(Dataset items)

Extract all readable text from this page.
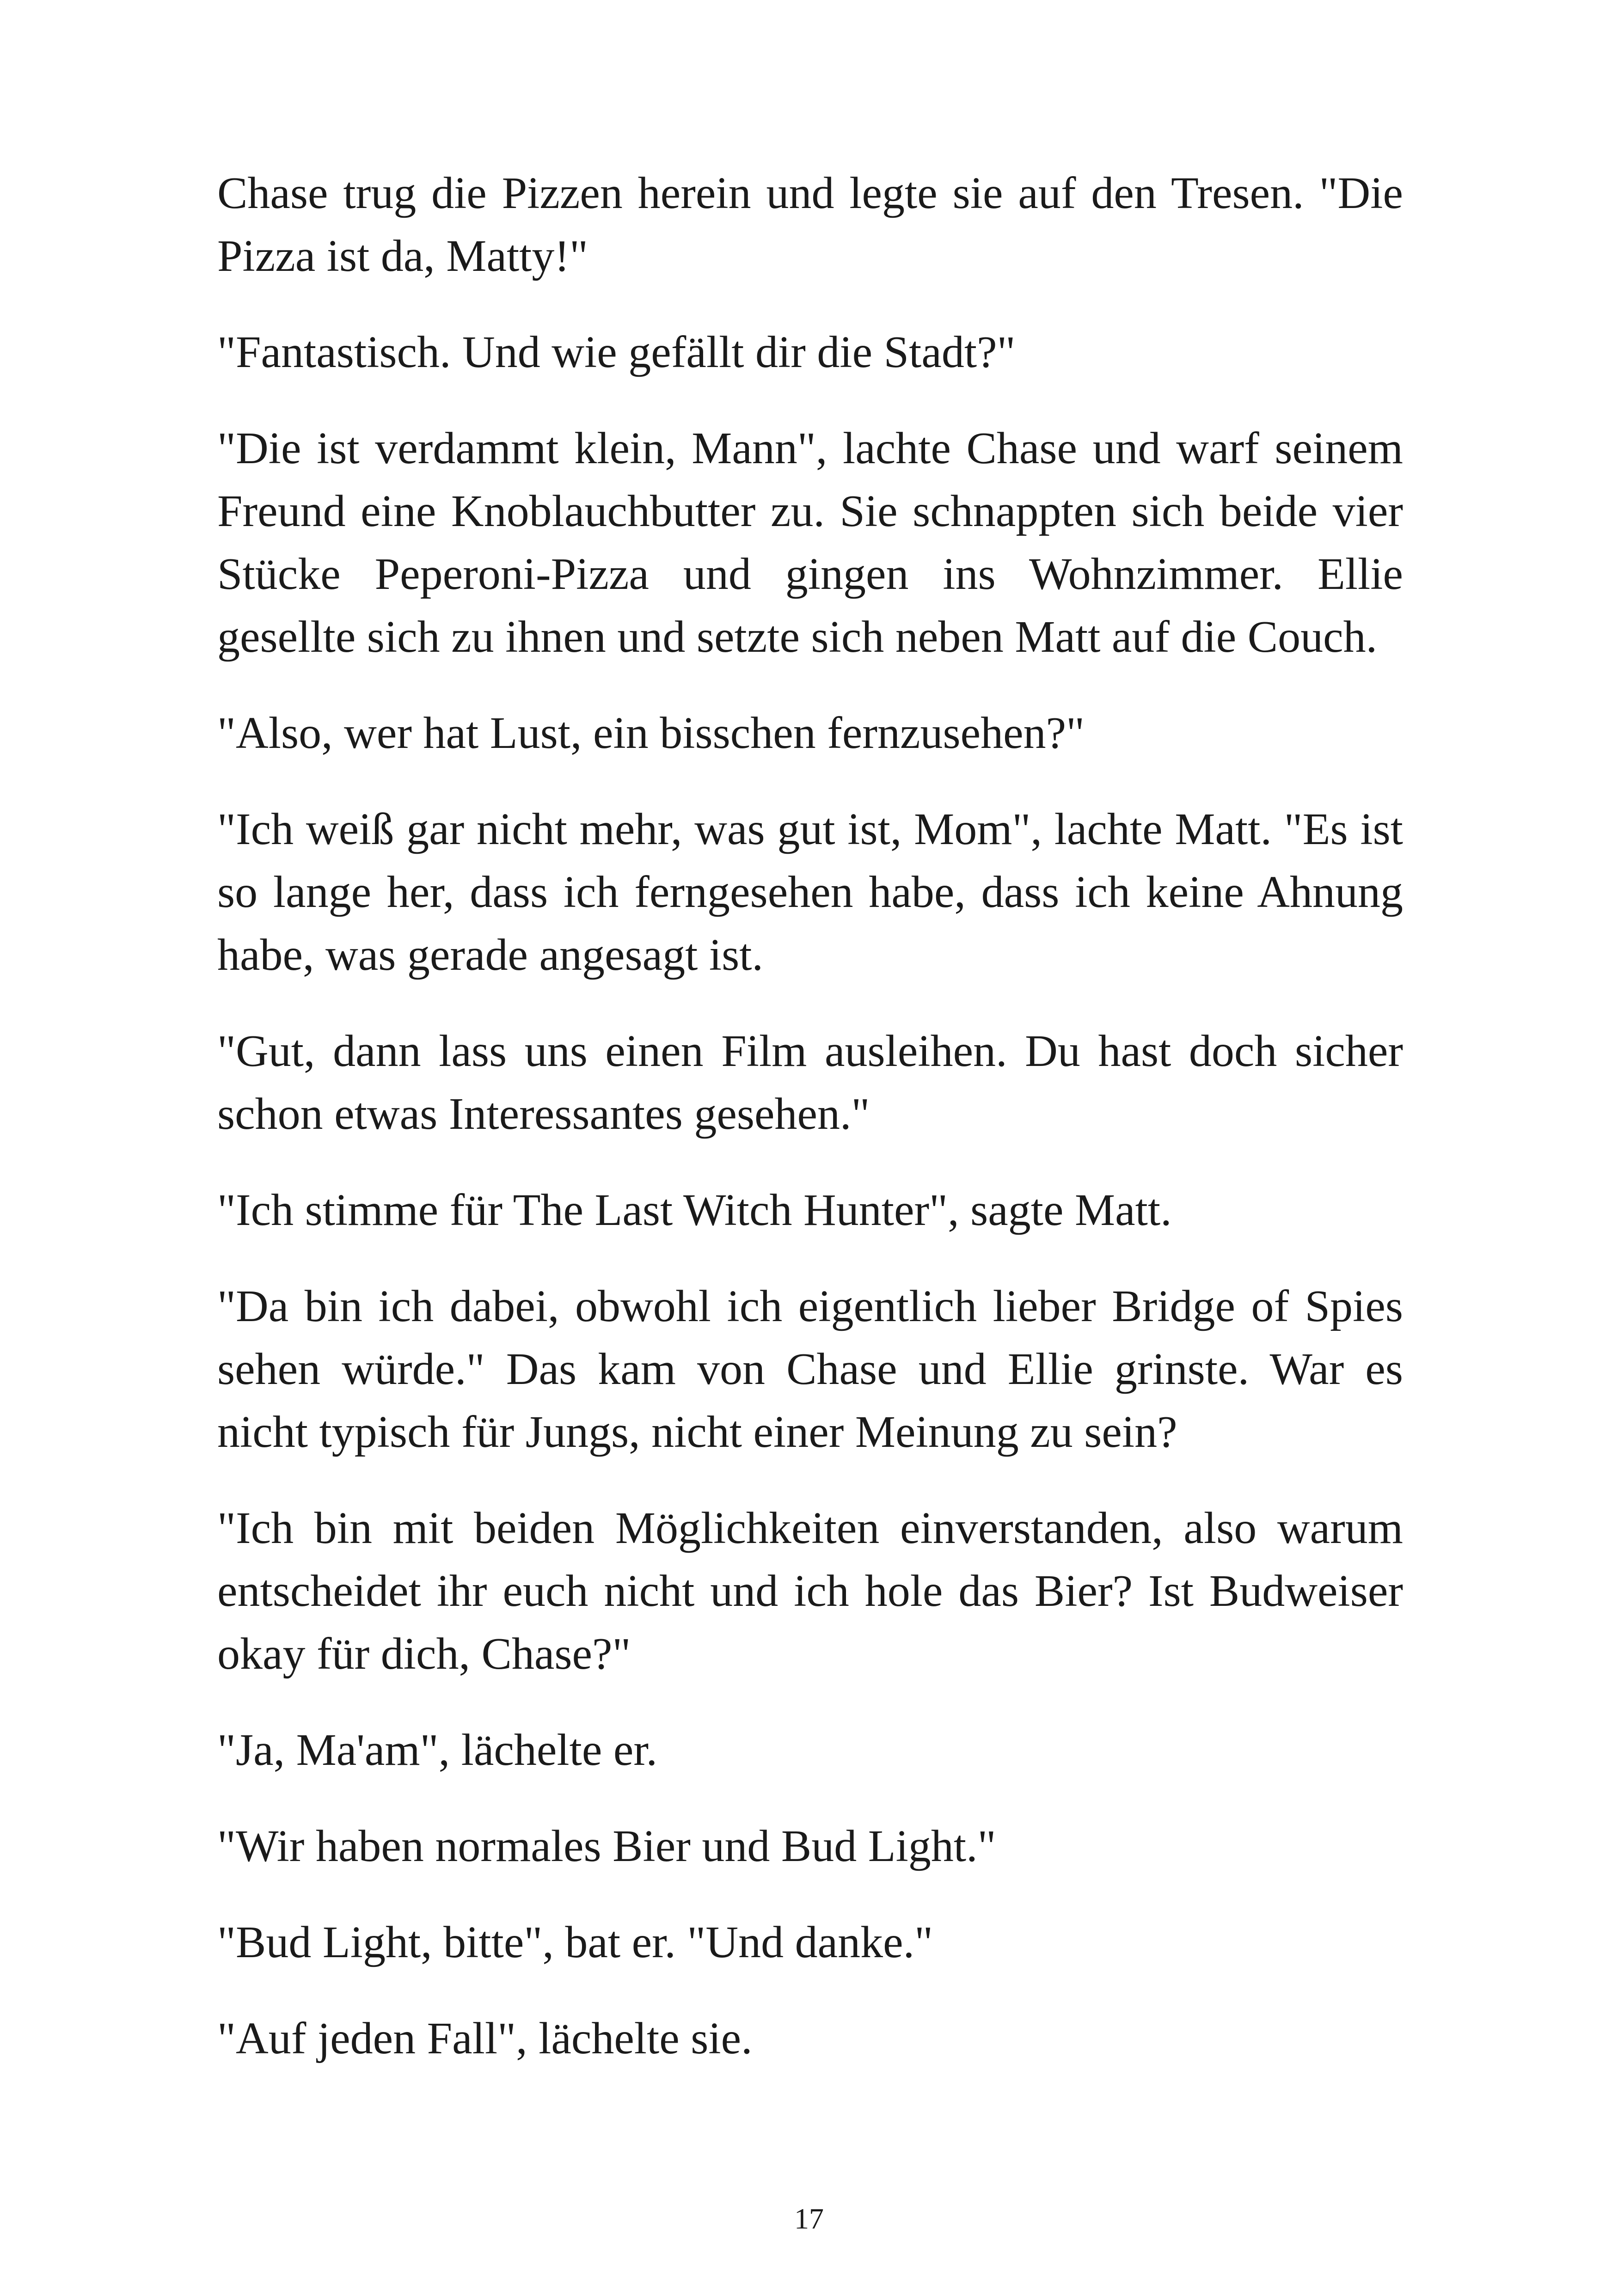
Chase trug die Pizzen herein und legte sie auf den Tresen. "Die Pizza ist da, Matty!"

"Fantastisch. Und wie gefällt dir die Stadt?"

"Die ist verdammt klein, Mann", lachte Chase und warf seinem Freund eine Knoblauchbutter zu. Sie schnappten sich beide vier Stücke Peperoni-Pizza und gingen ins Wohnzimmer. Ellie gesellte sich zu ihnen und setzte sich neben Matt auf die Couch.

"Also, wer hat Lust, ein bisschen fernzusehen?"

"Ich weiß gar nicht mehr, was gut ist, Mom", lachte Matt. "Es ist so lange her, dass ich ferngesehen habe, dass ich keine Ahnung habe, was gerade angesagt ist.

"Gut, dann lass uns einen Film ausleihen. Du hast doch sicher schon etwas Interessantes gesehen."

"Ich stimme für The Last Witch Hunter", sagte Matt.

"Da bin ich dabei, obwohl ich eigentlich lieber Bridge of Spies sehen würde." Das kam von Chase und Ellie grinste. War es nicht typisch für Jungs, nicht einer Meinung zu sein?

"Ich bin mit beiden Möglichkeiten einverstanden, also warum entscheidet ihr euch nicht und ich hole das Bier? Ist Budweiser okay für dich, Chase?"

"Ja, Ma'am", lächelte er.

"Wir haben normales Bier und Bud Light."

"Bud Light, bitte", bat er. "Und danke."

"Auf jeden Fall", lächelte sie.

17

What to do:
Copy out each line of the records that holds the string "nicht".

Solution to the problem:
"Ich weiß gar nicht mehr, was gut ist, Mom", lachte Matt. "Es ist so lange her, dass ich ferngesehen habe, dass ich keine Ahnung habe, was gerade angesagt ist.
"Da bin ich dabei, obwohl ich eigentlich lieber Bridge of Spies sehen würde." Das kam von Chase und Ellie grinste. War es nicht typisch für Jungs, nicht einer Meinung zu sein?
"Ich bin mit beiden Möglichkeiten einverstanden, also warum entscheidet ihr euch nicht und ich hole das Bier? Ist Budweiser okay für dich, Chase?"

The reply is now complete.